(Extracts from a graphics dataset)
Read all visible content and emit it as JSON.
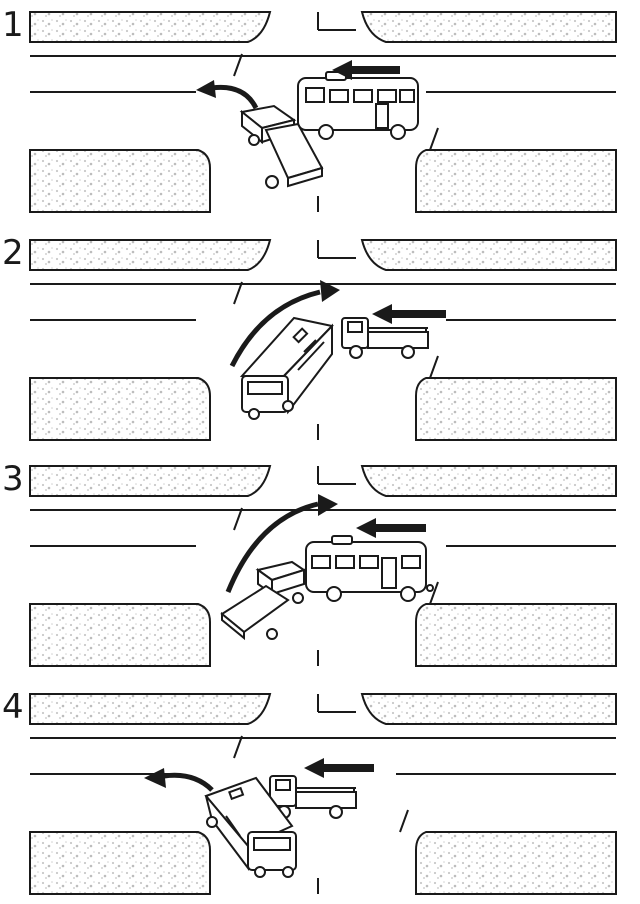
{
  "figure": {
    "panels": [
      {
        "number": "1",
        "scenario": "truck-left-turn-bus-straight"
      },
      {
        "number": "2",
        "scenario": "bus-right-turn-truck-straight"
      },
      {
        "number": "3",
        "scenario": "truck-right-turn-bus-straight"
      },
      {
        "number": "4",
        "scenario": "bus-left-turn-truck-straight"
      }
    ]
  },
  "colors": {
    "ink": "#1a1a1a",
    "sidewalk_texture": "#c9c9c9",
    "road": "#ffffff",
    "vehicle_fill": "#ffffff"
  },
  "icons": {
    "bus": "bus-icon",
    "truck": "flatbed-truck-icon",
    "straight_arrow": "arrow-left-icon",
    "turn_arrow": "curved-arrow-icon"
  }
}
--
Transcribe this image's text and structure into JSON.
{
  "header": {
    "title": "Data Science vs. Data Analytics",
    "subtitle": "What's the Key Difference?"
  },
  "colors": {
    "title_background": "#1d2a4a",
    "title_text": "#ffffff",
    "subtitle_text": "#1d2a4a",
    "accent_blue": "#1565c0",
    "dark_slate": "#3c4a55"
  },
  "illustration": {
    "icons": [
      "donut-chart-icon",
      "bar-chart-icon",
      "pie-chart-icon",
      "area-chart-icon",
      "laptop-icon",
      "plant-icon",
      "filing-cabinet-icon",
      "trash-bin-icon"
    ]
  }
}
...
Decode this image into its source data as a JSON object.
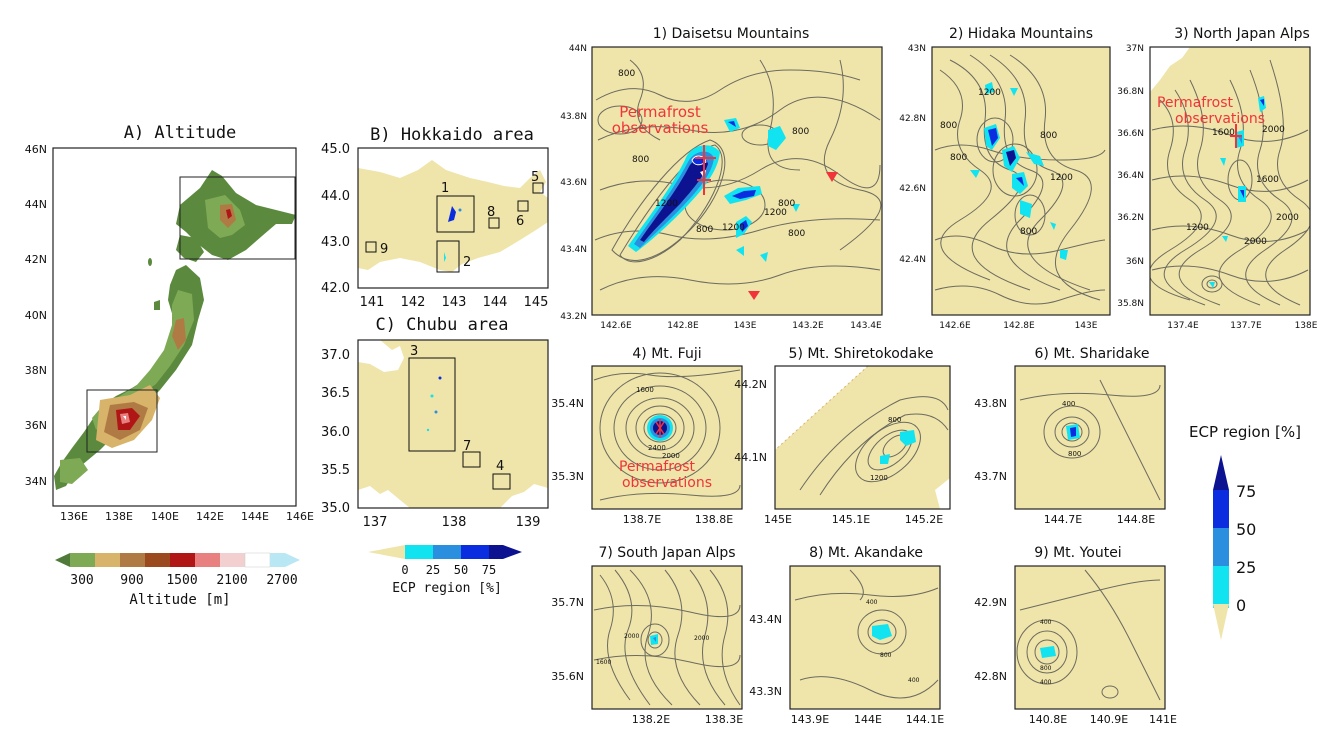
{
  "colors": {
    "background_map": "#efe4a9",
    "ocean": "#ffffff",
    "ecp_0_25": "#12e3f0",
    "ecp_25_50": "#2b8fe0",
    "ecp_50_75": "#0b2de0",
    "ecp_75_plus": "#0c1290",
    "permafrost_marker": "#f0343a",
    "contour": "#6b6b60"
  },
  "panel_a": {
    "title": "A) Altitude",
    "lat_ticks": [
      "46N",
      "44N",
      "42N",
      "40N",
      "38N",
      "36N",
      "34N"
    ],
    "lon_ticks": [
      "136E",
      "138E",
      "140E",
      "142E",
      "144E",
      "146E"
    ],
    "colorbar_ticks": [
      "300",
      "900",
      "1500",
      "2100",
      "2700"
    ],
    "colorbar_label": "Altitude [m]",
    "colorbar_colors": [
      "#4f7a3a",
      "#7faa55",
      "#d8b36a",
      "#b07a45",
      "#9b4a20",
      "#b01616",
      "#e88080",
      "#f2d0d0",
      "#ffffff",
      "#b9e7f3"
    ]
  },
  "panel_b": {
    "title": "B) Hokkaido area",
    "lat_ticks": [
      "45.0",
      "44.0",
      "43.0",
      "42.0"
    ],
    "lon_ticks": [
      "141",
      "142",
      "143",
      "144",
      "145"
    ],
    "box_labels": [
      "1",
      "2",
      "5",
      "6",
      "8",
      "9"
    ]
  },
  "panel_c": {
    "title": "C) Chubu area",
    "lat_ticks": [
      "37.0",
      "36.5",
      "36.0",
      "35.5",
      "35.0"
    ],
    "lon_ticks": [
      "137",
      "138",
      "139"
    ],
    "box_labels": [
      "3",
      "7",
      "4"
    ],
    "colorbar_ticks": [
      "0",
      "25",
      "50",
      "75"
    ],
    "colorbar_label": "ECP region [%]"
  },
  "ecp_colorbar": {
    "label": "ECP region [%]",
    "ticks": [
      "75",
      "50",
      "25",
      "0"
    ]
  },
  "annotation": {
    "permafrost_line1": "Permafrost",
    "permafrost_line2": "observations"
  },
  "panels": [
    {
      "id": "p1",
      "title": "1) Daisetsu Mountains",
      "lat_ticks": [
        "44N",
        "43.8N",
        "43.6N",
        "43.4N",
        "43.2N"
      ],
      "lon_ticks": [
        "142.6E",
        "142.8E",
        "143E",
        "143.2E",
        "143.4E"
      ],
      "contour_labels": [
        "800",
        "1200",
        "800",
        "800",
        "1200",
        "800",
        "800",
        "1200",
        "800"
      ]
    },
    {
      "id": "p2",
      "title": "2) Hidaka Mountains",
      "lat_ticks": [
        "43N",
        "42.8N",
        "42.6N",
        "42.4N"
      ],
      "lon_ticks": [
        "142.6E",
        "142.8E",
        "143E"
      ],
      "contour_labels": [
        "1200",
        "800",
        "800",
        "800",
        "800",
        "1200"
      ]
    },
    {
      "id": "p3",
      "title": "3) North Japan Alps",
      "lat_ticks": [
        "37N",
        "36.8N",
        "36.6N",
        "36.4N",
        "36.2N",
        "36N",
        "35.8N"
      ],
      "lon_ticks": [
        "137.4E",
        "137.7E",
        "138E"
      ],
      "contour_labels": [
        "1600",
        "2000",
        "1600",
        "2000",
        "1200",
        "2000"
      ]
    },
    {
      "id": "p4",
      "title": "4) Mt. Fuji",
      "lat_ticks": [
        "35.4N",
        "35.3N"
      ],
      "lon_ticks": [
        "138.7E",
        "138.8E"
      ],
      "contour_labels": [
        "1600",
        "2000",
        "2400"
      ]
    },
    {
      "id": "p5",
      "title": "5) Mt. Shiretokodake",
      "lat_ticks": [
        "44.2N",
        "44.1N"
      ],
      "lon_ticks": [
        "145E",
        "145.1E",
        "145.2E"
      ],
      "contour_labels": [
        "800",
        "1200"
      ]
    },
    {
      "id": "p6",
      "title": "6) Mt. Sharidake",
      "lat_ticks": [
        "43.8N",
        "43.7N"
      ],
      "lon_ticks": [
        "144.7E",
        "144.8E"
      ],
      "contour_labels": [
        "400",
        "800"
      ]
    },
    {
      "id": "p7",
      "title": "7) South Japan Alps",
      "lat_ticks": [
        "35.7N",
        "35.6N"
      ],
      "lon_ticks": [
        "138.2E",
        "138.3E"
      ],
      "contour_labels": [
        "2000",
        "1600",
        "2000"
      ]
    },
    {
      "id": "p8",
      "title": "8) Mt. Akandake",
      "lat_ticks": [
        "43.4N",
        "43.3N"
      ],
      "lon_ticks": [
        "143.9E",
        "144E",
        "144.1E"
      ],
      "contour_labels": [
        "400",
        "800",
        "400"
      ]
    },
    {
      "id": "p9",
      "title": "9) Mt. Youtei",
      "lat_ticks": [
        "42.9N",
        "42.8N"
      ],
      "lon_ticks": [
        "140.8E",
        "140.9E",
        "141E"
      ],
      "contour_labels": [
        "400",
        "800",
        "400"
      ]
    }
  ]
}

## SHORT TASK
Please list every line of the records that contains "truck".

## TASK RESPONSE
        "scenario": "truck-left-turn-bus-straight"
        "scenario": "bus-right-turn-truck-straight"
        "scenario": "truck-right-turn-bus-straight"
        "scenario": "bus-left-turn-truck-straight"
    "truck": "flatbed-truck-icon",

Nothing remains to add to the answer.